• Aim of the exercise: Lines containing the word "Favours" are to be counted; state their number and nothing further.

• Data entries:
--- Begin ---

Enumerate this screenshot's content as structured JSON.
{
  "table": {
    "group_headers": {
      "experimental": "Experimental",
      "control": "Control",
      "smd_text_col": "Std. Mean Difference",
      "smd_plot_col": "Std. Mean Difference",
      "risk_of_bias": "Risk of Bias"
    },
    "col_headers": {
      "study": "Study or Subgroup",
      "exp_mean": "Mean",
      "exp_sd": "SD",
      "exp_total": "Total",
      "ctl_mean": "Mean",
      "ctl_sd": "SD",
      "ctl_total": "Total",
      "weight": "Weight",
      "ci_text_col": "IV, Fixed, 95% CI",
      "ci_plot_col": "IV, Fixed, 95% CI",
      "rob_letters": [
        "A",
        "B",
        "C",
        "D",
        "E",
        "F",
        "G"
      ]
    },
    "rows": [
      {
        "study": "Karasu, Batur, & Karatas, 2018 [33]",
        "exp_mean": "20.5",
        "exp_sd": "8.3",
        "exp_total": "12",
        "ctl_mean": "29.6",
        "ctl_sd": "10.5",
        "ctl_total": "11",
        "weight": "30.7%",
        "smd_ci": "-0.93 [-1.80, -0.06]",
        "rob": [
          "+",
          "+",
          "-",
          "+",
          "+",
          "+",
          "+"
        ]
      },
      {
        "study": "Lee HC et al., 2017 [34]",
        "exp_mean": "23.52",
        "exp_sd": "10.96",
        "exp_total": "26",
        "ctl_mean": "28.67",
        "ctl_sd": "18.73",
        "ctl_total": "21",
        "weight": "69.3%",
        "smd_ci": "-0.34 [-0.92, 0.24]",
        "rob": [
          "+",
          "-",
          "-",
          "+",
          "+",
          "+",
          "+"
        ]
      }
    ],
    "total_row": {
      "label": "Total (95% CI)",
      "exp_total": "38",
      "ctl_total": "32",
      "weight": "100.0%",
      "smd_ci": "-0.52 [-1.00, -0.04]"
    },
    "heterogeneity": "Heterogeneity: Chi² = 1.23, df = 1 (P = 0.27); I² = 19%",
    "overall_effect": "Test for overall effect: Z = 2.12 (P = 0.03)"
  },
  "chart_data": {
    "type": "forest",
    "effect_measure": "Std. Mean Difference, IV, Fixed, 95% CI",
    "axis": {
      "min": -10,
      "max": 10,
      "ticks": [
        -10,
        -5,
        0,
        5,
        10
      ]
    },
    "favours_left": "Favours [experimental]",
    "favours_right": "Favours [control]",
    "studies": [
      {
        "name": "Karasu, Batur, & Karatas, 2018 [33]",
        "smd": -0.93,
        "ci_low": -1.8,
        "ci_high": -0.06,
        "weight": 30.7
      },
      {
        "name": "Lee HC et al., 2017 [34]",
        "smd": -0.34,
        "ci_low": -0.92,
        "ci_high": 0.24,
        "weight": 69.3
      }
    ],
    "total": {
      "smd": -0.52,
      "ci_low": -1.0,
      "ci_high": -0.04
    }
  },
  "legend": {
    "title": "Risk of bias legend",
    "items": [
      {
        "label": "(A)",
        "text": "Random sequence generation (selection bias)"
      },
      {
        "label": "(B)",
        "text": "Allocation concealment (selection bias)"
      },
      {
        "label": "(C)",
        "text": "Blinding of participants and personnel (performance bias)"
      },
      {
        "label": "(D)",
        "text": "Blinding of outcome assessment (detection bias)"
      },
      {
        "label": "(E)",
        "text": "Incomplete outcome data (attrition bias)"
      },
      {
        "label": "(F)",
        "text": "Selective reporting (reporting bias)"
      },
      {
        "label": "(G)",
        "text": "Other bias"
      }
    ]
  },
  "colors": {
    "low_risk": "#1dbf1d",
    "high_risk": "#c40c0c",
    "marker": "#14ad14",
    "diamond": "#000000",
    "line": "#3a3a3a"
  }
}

--- End ---

• Full answer: 2